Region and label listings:
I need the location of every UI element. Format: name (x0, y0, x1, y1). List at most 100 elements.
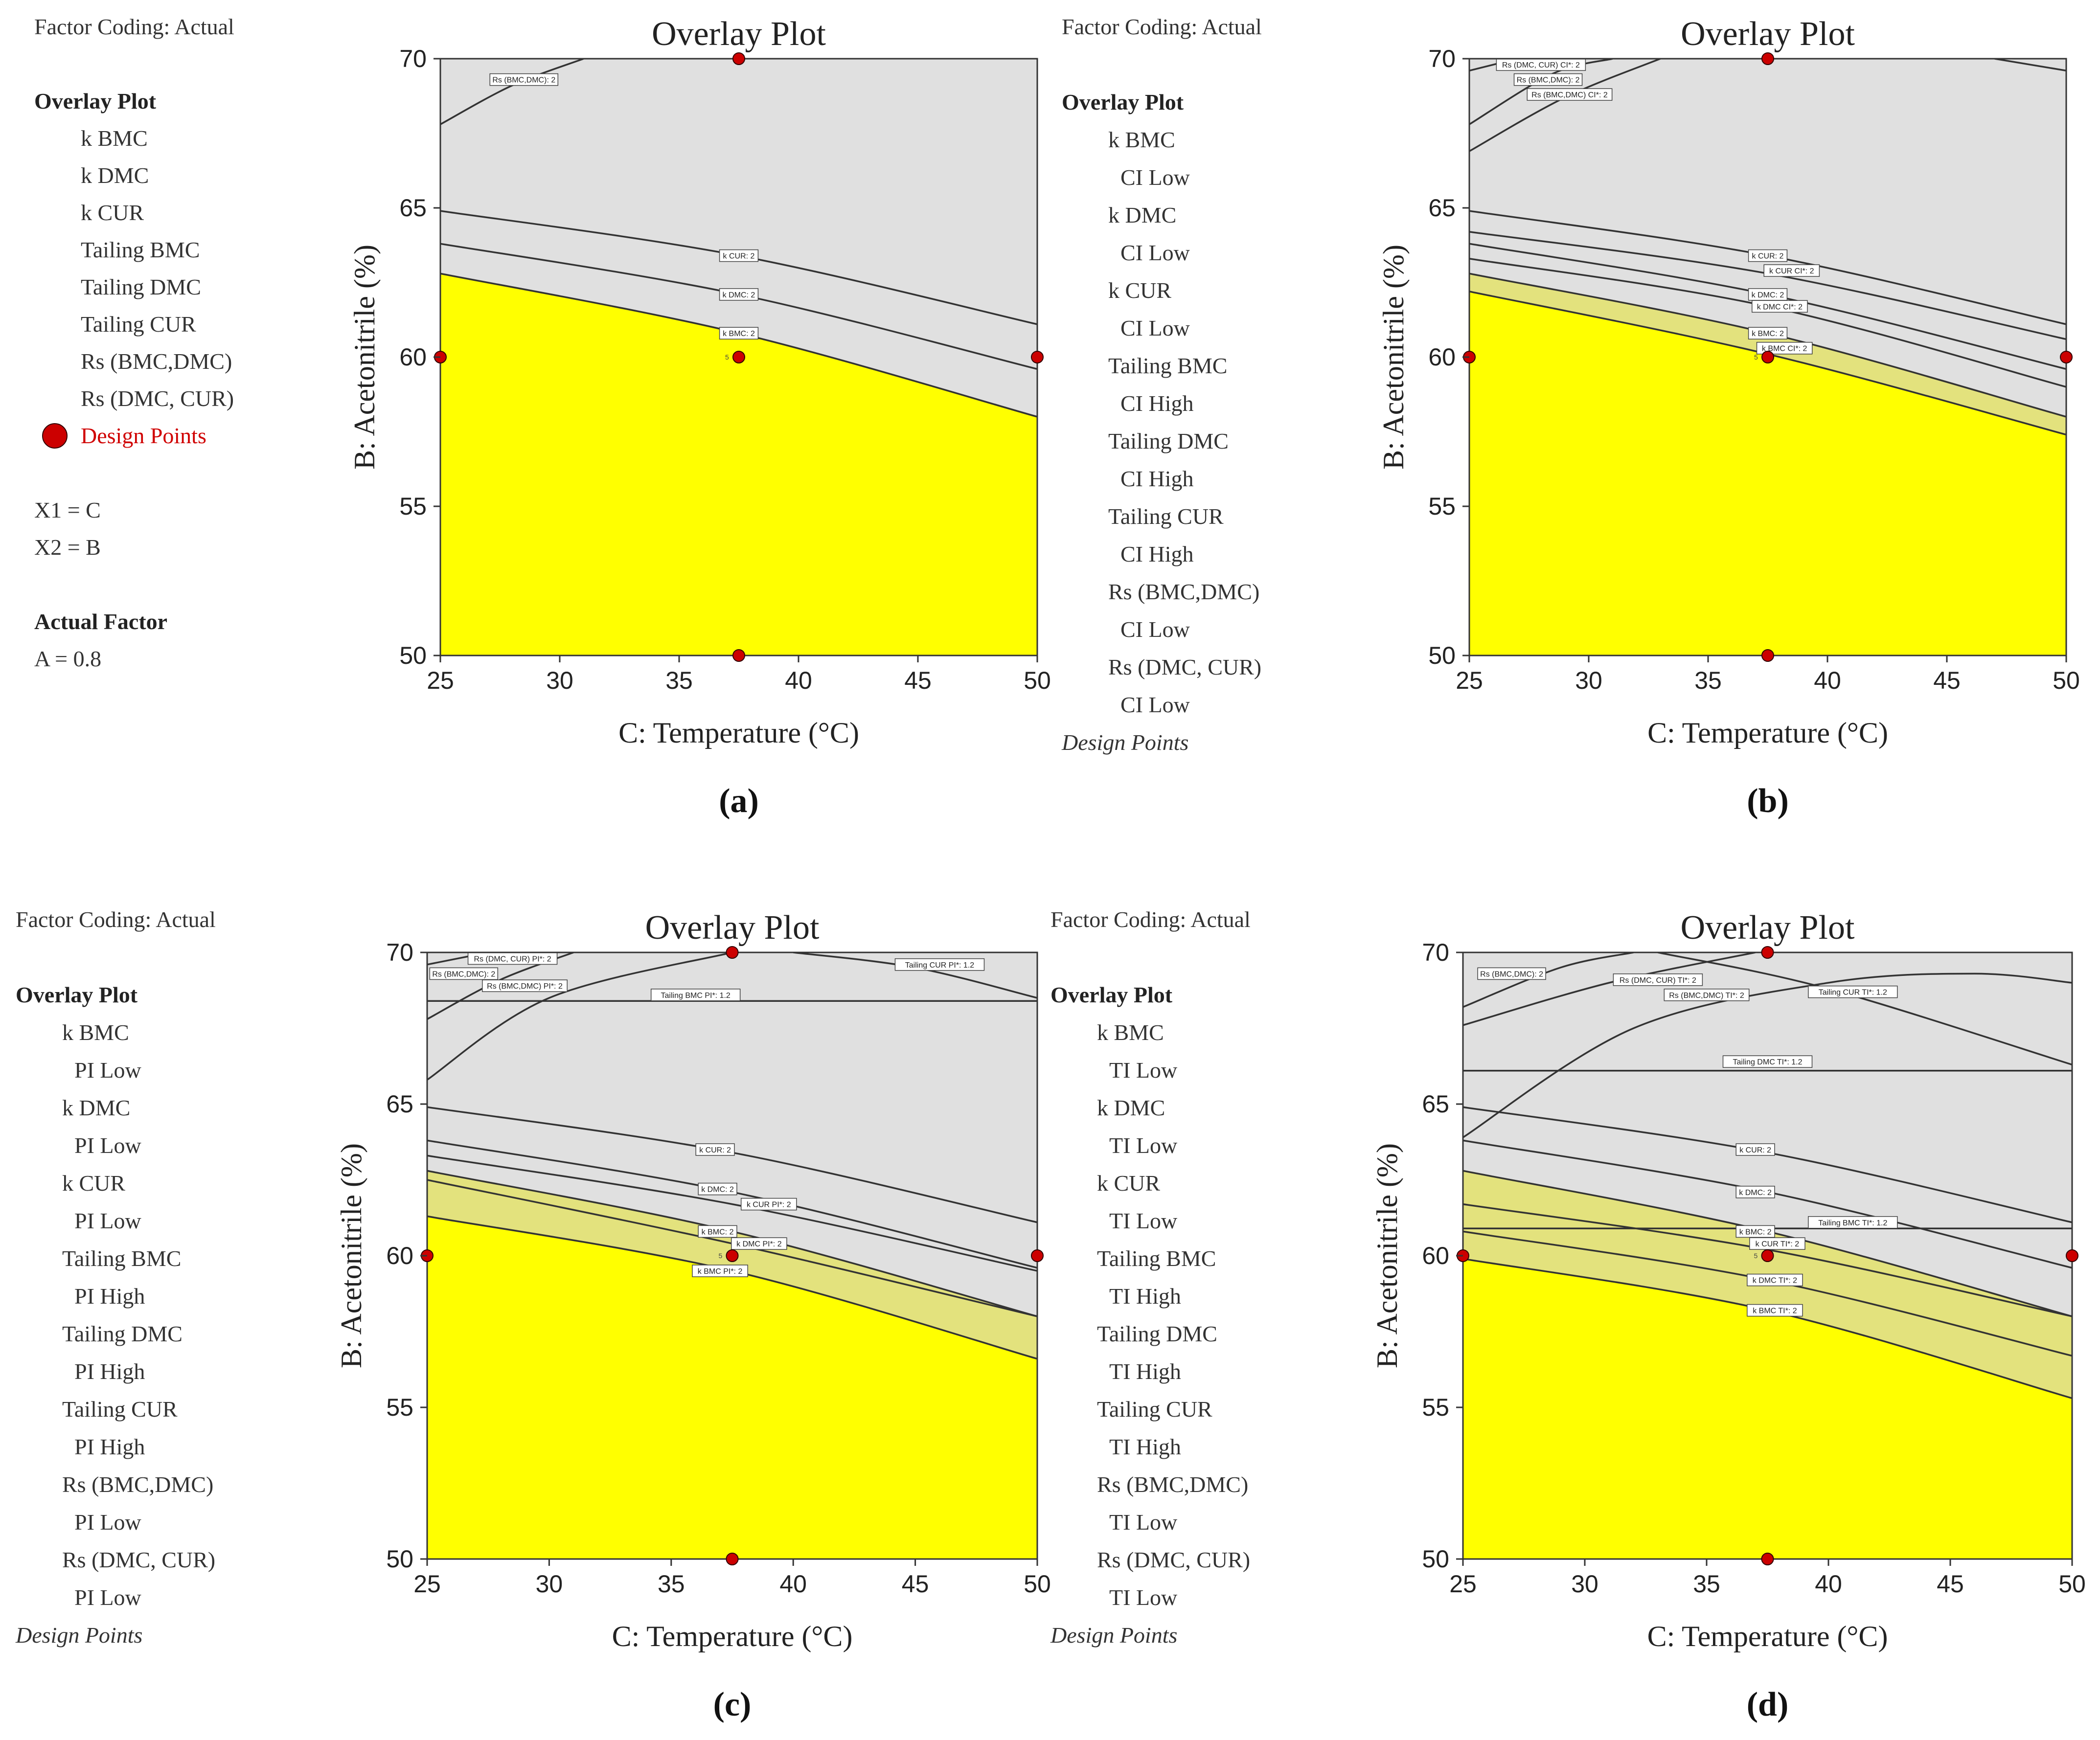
plot-area (440, 59, 1037, 655)
contour-label-text: Rs (BMC,DMC) PI*: 2 (487, 982, 563, 991)
design-point (732, 649, 745, 662)
contour-label-box (1752, 300, 1808, 313)
contour-label: k BMC: 2 (719, 327, 759, 339)
contour-label-text: k DMC TI*: 2 (1753, 1277, 1797, 1285)
legend-item: PI Low (74, 1058, 142, 1083)
legend: Factor Coding: Actual Overlay Plot k BMC CI… (1061, 14, 1262, 755)
chart-title: Overlay Plot (1681, 15, 1855, 53)
contour-label: Tailing CUR TI*: 1.2 (1808, 985, 1898, 998)
design-point (732, 52, 745, 65)
plot-area (1463, 952, 2072, 1559)
legend-item: k CUR (62, 1171, 125, 1196)
contour-label-box (740, 1198, 797, 1211)
contour-label-text: k CUR PI*: 2 (747, 1201, 791, 1209)
legend-item: Tailing CUR (81, 312, 196, 337)
y-tick-label: 50 (1428, 642, 1456, 669)
contour-line (427, 1154, 1037, 1272)
contour-label-box (1613, 973, 1703, 986)
contour-label: k BMC: 2 (1735, 1225, 1775, 1238)
contour-label-box (1749, 1237, 1805, 1250)
contour-label: k DMC PI*: 2 (731, 1237, 787, 1250)
y-tick-label: 55 (386, 1394, 413, 1421)
feasible-region (1469, 291, 2066, 655)
design-point (2066, 1249, 2078, 1262)
design-point (1761, 946, 1774, 959)
legend-item: k CUR (1108, 278, 1171, 303)
design-point (726, 1249, 739, 1262)
contour-label: k CUR: 2 (695, 1143, 735, 1156)
y-tick-label: 55 (399, 493, 427, 520)
contour-label-text: Tailing DMC TI*: 1.2 (1733, 1058, 1803, 1066)
contour-label-box (1763, 264, 1820, 277)
legend-item: Tailing CUR (62, 1397, 178, 1422)
contour-label-text: k BMC PI*: 2 (698, 1267, 743, 1276)
x-tick-label: 40 (779, 1570, 807, 1598)
contour-label: Tailing CUR PI*: 1.2 (894, 958, 985, 971)
contour-label-box (698, 1182, 737, 1196)
legend-item: Tailing DMC (81, 274, 201, 299)
legend-extra: X2 = B (34, 535, 101, 560)
legend-section: Overlay Plot (1050, 982, 1173, 1007)
legend-item: CI High (1120, 391, 1194, 416)
y-axis-label: B: Acetonitrile (%) (1377, 245, 1410, 470)
contour-label: k CUR PI*: 2 (740, 1198, 797, 1211)
y-tick-label: 65 (399, 194, 427, 222)
y-axis-label: B: Acetonitrile (%) (335, 1143, 367, 1368)
contour-label-text: Rs (BMC,DMC): 2 (1517, 76, 1580, 85)
x-tick-label: 40 (785, 667, 812, 694)
x-axis-label: C: Temperature (°C) (618, 717, 859, 749)
contour-label: k BMC: 2 (698, 1225, 737, 1238)
y-tick-label: 50 (386, 1545, 413, 1573)
contour-label-text: k BMC: 2 (702, 1228, 734, 1236)
design-point (726, 946, 739, 959)
center-point-count: 5 (1754, 1252, 1758, 1260)
contour-label-text: k DMC: 2 (1752, 291, 1784, 299)
contour-label-box (467, 952, 558, 965)
y-tick-label: 60 (1422, 1242, 1449, 1269)
legend-item: TI High (1109, 1434, 1181, 1459)
legend-actual-factor: A = 0.8 (34, 646, 101, 671)
x-tick-label: 45 (904, 667, 932, 694)
legend-item: PI Low (74, 1133, 142, 1158)
contour-label-box (1735, 1186, 1775, 1198)
legend-item: PI High (74, 1284, 145, 1309)
legend-item: Tailing DMC (1108, 429, 1229, 453)
y-axis-label: B: Acetonitrile (%) (348, 245, 381, 470)
x-tick-label: 35 (1693, 1570, 1720, 1598)
center-point-count: 5 (1754, 353, 1758, 361)
x-tick-label: 35 (665, 667, 693, 694)
legend-item: CI Low (1120, 240, 1190, 265)
contour-label-text: k BMC: 2 (1739, 1228, 1772, 1236)
contour-label-box (1748, 327, 1788, 339)
legend-design-points: Design Points (1061, 730, 1188, 755)
legend-item: TI High (1109, 1359, 1181, 1384)
x-tick-label: 30 (1575, 667, 1602, 694)
contour-label-box (698, 1225, 737, 1238)
x-tick-label: 30 (1571, 1570, 1598, 1598)
legend-item: k BMC (1097, 1020, 1164, 1045)
legend-header: Factor Coding: Actual (16, 907, 216, 932)
panel-a: k CUR: 2 k DMC: 2 k BMC: 2 Rs (BMC,DMC): 2 5… (34, 14, 1051, 820)
legend-design-points: Design Points (1050, 1623, 1177, 1648)
contour-label-text: Tailing CUR TI*: 1.2 (1819, 989, 1887, 997)
legend-header: Factor Coding: Actual (34, 14, 234, 39)
x-tick-label: 50 (1024, 667, 1051, 694)
contour-label: Rs (BMC,DMC): 2 (1513, 73, 1583, 86)
legend-section: Overlay Plot (16, 982, 138, 1007)
design-point (1031, 1249, 1044, 1262)
panel-label: (d) (1747, 1686, 1789, 1723)
contour-label: k CUR: 2 (1748, 249, 1788, 262)
contour-label-box (894, 958, 985, 971)
contour-label-box (482, 979, 568, 992)
panel-label: (b) (1747, 782, 1789, 820)
contour-label-box (1722, 1055, 1813, 1068)
feasible-region (440, 273, 1037, 655)
contour-label: Rs (BMC,DMC): 2 (1477, 967, 1546, 980)
contour-label-box (1735, 1143, 1775, 1156)
design-point (732, 351, 745, 363)
x-tick-label: 40 (1814, 667, 1841, 694)
contour-label-text: k DMC: 2 (723, 291, 755, 299)
contour-label-text: k BMC CI*: 2 (1762, 345, 1807, 353)
contour-label-box (695, 1143, 735, 1156)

Required work: Rewrite the stretch of the data from the line containing "plot-area (440, 59, 1037, 655)" through the line containing "y-tick-label: 55 (399, 493, 427, 520)", switching "design-point" to "data-marker" and leaving everything else unchanged.

Answer to the problem:
plot-area (440, 59, 1037, 655)
contour-label-text: Rs (BMC,DMC) PI*: 2 (487, 982, 563, 991)
data-marker (732, 649, 745, 662)
contour-label-box (1752, 300, 1808, 313)
contour-label: k BMC: 2 (719, 327, 759, 339)
contour-label-text: k DMC TI*: 2 (1753, 1277, 1797, 1285)
legend-item: PI Low (74, 1058, 142, 1083)
legend: Factor Coding: Actual Overlay Plot k BMC CI… (1061, 14, 1262, 755)
chart-title: Overlay Plot (1681, 15, 1855, 53)
contour-label: Tailing CUR TI*: 1.2 (1808, 985, 1898, 998)
data-marker (732, 52, 745, 65)
plot-area (1463, 952, 2072, 1559)
legend-item: k CUR (62, 1171, 125, 1196)
contour-label-box (740, 1198, 797, 1211)
contour-label-text: k CUR PI*: 2 (747, 1201, 791, 1209)
legend-item: Tailing CUR (81, 312, 196, 337)
y-tick-label: 50 (1428, 642, 1456, 669)
contour-line (427, 1154, 1037, 1272)
contour-label-box (1613, 973, 1703, 986)
contour-label: k BMC: 2 (1735, 1225, 1775, 1238)
contour-label-box (1749, 1237, 1805, 1250)
contour-label: k DMC PI*: 2 (731, 1237, 787, 1250)
y-tick-label: 55 (386, 1394, 413, 1421)
feasible-region (1469, 291, 2066, 655)
data-marker (2066, 1249, 2078, 1262)
data-marker (1761, 946, 1774, 959)
legend-item: k CUR (1108, 278, 1171, 303)
data-marker (726, 1249, 739, 1262)
contour-label: k CUR: 2 (695, 1143, 735, 1156)
y-tick-label: 55 (399, 493, 427, 520)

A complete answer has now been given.